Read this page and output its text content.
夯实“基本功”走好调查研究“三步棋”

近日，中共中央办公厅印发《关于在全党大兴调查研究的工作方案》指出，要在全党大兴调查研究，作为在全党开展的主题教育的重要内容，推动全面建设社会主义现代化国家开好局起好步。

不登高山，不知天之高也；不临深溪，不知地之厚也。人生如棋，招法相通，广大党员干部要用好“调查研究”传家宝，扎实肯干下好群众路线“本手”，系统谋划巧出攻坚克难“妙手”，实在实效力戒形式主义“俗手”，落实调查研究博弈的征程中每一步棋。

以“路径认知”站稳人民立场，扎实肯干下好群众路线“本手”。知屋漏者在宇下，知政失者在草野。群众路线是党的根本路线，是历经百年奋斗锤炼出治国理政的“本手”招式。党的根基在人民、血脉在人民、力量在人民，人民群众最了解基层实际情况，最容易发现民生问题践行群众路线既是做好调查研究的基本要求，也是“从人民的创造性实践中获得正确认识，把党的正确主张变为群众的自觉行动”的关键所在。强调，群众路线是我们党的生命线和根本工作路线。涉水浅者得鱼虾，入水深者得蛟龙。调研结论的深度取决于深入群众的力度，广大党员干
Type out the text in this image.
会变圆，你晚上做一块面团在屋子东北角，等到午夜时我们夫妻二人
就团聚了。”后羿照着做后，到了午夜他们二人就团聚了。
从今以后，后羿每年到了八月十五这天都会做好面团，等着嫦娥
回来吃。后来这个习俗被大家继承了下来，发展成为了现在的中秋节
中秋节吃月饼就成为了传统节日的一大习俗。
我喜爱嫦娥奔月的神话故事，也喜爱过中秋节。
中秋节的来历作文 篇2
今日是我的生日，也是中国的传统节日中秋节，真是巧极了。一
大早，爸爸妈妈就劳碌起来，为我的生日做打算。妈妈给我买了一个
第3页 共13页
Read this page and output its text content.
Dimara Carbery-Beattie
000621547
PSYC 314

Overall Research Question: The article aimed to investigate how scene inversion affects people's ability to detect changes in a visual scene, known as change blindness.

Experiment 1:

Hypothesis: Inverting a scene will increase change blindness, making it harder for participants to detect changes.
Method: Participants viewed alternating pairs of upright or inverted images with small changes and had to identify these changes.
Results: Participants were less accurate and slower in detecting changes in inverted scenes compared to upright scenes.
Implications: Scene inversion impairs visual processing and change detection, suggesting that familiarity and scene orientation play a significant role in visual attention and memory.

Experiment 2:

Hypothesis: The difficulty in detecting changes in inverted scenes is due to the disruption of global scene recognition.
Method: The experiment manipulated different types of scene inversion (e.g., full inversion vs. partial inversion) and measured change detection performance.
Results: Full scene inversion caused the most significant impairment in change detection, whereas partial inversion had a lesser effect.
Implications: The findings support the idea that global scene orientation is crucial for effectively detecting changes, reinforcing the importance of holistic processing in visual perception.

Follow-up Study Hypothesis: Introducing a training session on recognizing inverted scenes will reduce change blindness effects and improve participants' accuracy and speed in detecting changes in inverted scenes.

======

- **WRITTEN EXERCISE**: Going through the entries above, report how many lines include the string "Hypothesis". The number alone is the answer.

- **WRITTEN RESPONSE**: 3